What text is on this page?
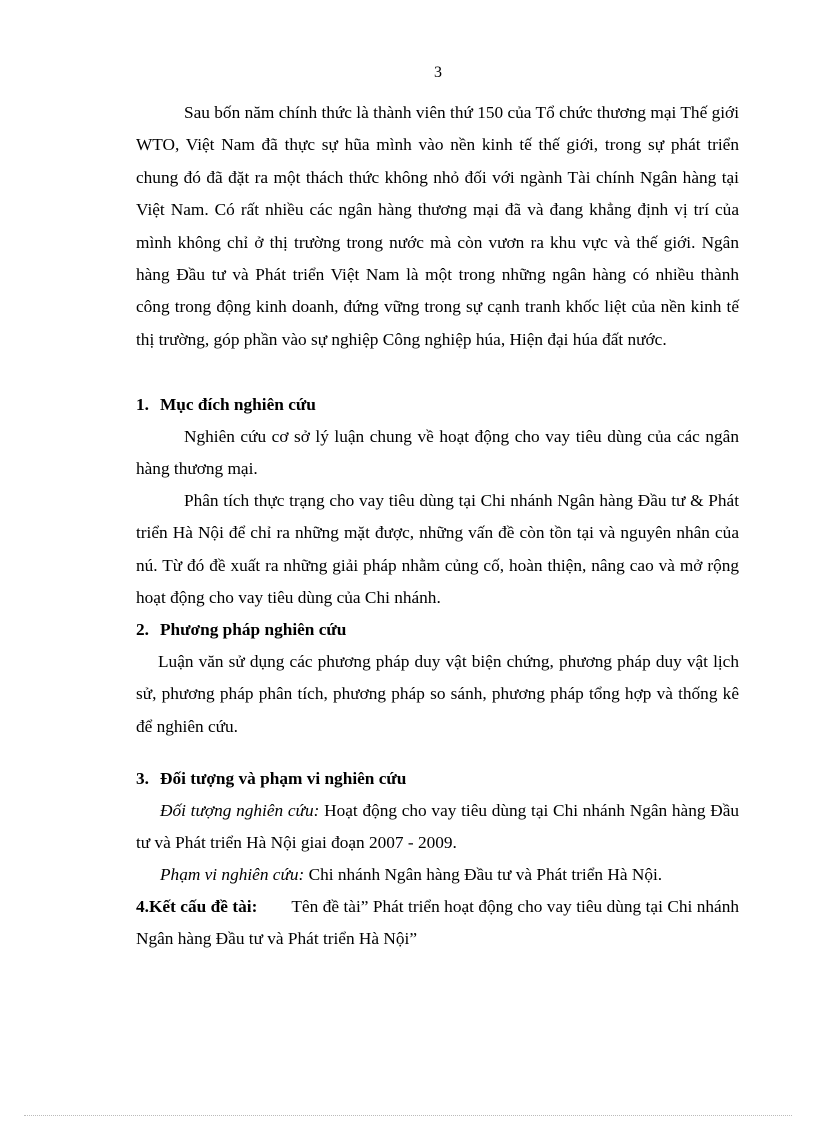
3
Sau bốn năm chính thức là thành viên thứ 150 của Tổ chức thương mại Thế giới WTO, Việt Nam đã thực sự hũa mình vào nền kinh tế thế giới, trong sự phát triển chung đó đã đặt ra một thách thức không nhỏ đối với ngành Tài chính Ngân hàng tại Việt Nam. Có rất nhiều các ngân hàng thương mại đã và đang khẳng định vị trí của mình không chỉ ở thị trường trong nước mà còn vươn ra khu vực và thế giới. Ngân hàng Đầu tư và Phát triển Việt Nam là một trong những ngân hàng có nhiều thành công trong động kinh doanh, đứng vững trong sự cạnh tranh khốc liệt của nền kinh tế thị trường, góp phần vào sự nghiệp Công nghiệp húa, Hiện đại húa đất nước.
1. Mục đích nghiên cứu
Nghiên cứu cơ sở lý luận chung về hoạt động cho vay tiêu dùng của các ngân hàng thương mại.
Phân tích thực trạng cho vay tiêu dùng tại Chi nhánh Ngân hàng Đầu tư & Phát triển Hà Nội để chỉ ra những mặt được, những vấn đề còn tồn tại và nguyên nhân của nú. Từ đó đề xuất ra những giải pháp nhằm củng cố, hoàn thiện, nâng cao và mở rộng hoạt động cho vay tiêu dùng của Chi nhánh.
2. Phương pháp nghiên cứu
Luận văn sử dụng các phương pháp duy vật biện chứng, phương pháp duy vật lịch sử, phương pháp phân tích, phương pháp so sánh, phương pháp tổng hợp và thống kê để nghiên cứu.
3. Đối tượng và phạm vi nghiên cứu
Đối tượng nghiên cứu: Hoạt động cho vay tiêu dùng tại Chi nhánh Ngân hàng Đầu tư và Phát triển Hà Nội giai đoạn 2007 - 2009.
Phạm vi nghiên cứu: Chi nhánh Ngân hàng Đầu tư và Phát triển Hà Nội.
4.Kết cấu đề tài: Tên đề tài” Phát triển hoạt động cho vay tiêu dùng tại Chi nhánh Ngân hàng Đầu tư và Phát triển Hà Nội”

- **WHAT IS NEEDED**:
Look over the listing. Pull out every line with the string "nhánh" in it.

- **SOLUTION FOR THIS EXERCISE**:
Phân tích thực trạng cho vay tiêu dùng tại Chi nhánh Ngân hàng Đầu tư & Phát triển Hà Nội để chỉ ra những mặt được, những vấn đề còn tồn tại và nguyên nhân của nú. Từ đó đề xuất ra những giải pháp nhằm củng cố, hoàn thiện, nâng cao và mở rộng hoạt động cho vay tiêu dùng của Chi nhánh.
Đối tượng nghiên cứu: Hoạt động cho vay tiêu dùng tại Chi nhánh Ngân hàng Đầu tư và Phát triển Hà Nội giai đoạn 2007 - 2009.
Phạm vi nghiên cứu: Chi nhánh Ngân hàng Đầu tư và Phát triển Hà Nội.
4.Kết cấu đề tài: Tên đề tài” Phát triển hoạt động cho vay tiêu dùng tại Chi nhánh Ngân hàng Đầu tư và Phát triển Hà Nội”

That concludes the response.